AIM. Wherever the word "Soil" turns up in a line of the entries, copy that line.

Excerpt from a dataset.
---+---
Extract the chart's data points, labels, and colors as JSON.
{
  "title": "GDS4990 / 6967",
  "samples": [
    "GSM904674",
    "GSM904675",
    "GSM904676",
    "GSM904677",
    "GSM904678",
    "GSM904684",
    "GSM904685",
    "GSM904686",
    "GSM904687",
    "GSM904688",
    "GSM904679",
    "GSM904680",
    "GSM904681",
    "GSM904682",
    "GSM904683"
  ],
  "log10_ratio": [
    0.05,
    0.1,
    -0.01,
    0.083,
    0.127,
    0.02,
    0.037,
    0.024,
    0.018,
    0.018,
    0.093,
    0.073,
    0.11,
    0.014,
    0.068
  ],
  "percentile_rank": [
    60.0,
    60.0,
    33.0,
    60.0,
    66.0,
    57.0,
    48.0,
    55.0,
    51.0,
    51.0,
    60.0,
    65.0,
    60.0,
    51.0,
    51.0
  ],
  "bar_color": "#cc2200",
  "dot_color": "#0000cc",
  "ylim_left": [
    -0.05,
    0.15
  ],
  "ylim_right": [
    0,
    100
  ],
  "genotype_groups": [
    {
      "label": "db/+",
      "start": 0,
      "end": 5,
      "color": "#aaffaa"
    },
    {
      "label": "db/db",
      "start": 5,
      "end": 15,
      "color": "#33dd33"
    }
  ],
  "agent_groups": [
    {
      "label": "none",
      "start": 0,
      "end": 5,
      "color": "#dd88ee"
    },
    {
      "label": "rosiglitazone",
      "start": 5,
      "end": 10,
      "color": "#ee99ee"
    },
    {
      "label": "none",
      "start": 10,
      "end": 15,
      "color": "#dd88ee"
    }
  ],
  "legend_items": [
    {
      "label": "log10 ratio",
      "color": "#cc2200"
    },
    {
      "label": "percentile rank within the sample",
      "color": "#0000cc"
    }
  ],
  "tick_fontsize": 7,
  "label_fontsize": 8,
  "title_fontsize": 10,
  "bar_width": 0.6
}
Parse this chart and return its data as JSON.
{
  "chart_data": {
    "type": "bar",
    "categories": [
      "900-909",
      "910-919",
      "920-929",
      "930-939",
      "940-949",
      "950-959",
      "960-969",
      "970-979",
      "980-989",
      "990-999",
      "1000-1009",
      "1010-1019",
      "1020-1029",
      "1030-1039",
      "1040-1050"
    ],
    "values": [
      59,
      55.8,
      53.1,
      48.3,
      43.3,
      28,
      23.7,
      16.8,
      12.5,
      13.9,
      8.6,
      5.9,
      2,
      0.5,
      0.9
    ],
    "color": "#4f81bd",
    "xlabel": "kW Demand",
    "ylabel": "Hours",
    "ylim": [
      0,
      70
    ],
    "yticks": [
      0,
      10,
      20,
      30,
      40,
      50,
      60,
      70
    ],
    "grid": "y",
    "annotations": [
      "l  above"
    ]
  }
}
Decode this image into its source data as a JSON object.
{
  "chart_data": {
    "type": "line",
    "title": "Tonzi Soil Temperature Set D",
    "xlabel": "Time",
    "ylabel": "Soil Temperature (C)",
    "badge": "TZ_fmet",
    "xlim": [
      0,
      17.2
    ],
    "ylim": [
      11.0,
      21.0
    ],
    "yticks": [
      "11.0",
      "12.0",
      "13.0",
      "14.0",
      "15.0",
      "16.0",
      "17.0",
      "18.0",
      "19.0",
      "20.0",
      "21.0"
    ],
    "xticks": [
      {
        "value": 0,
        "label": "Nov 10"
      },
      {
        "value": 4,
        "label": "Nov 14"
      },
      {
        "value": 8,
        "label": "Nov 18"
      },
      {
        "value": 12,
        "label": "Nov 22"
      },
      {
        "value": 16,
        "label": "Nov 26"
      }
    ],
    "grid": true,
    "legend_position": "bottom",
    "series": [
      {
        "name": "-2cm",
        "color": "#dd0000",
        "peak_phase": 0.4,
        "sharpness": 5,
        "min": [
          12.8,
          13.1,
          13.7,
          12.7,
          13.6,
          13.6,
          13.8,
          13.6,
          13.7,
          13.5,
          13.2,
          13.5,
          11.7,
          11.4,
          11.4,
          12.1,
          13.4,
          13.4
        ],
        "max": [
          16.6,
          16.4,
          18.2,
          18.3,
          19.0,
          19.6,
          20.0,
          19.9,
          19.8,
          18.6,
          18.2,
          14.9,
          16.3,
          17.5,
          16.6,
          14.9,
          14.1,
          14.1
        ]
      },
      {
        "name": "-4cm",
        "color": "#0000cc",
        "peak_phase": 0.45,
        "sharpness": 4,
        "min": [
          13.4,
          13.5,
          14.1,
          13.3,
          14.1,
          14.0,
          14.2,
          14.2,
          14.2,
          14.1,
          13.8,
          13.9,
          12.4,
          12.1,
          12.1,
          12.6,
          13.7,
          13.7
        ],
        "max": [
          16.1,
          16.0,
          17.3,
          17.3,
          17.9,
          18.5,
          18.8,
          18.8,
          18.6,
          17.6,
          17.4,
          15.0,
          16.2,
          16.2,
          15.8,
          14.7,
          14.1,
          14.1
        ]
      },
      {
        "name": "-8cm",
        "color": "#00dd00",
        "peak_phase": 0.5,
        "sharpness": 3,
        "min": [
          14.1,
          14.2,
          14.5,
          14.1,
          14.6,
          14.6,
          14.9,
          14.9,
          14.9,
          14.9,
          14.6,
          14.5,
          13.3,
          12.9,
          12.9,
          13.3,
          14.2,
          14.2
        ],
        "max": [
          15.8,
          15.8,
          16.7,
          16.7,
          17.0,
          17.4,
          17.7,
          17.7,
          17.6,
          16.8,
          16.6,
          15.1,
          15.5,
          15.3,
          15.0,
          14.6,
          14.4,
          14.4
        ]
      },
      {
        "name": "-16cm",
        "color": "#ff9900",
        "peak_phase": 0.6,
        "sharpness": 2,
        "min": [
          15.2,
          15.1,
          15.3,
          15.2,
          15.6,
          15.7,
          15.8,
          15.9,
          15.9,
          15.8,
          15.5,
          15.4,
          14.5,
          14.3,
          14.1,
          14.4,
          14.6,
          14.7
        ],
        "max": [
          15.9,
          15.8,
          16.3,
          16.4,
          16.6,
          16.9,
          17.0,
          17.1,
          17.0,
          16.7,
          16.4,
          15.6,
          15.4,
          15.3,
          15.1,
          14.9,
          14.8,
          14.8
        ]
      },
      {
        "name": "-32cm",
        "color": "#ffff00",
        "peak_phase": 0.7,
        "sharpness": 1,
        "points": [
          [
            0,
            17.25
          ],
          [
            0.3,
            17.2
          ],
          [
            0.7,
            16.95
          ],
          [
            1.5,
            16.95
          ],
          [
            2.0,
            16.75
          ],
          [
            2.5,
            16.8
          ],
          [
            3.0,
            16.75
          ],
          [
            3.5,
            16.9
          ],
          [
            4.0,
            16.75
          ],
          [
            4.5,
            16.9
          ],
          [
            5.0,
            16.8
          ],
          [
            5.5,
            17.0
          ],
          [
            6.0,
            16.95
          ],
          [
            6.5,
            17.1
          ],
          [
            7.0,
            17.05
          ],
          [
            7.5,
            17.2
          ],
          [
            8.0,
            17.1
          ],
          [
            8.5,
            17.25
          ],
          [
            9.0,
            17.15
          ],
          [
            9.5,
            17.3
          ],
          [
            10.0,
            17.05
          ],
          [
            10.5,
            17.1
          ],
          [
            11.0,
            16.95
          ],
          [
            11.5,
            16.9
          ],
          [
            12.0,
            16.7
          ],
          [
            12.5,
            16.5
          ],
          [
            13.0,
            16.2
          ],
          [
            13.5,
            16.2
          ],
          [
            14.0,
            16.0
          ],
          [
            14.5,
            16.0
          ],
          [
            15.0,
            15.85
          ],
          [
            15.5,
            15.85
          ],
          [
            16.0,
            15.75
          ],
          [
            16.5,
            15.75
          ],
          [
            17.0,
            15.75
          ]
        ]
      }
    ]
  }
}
---+---
THE ANSWER.
    "title": "Tonzi Soil Temperature Set D",
    "ylabel": "Soil Temperature (C)",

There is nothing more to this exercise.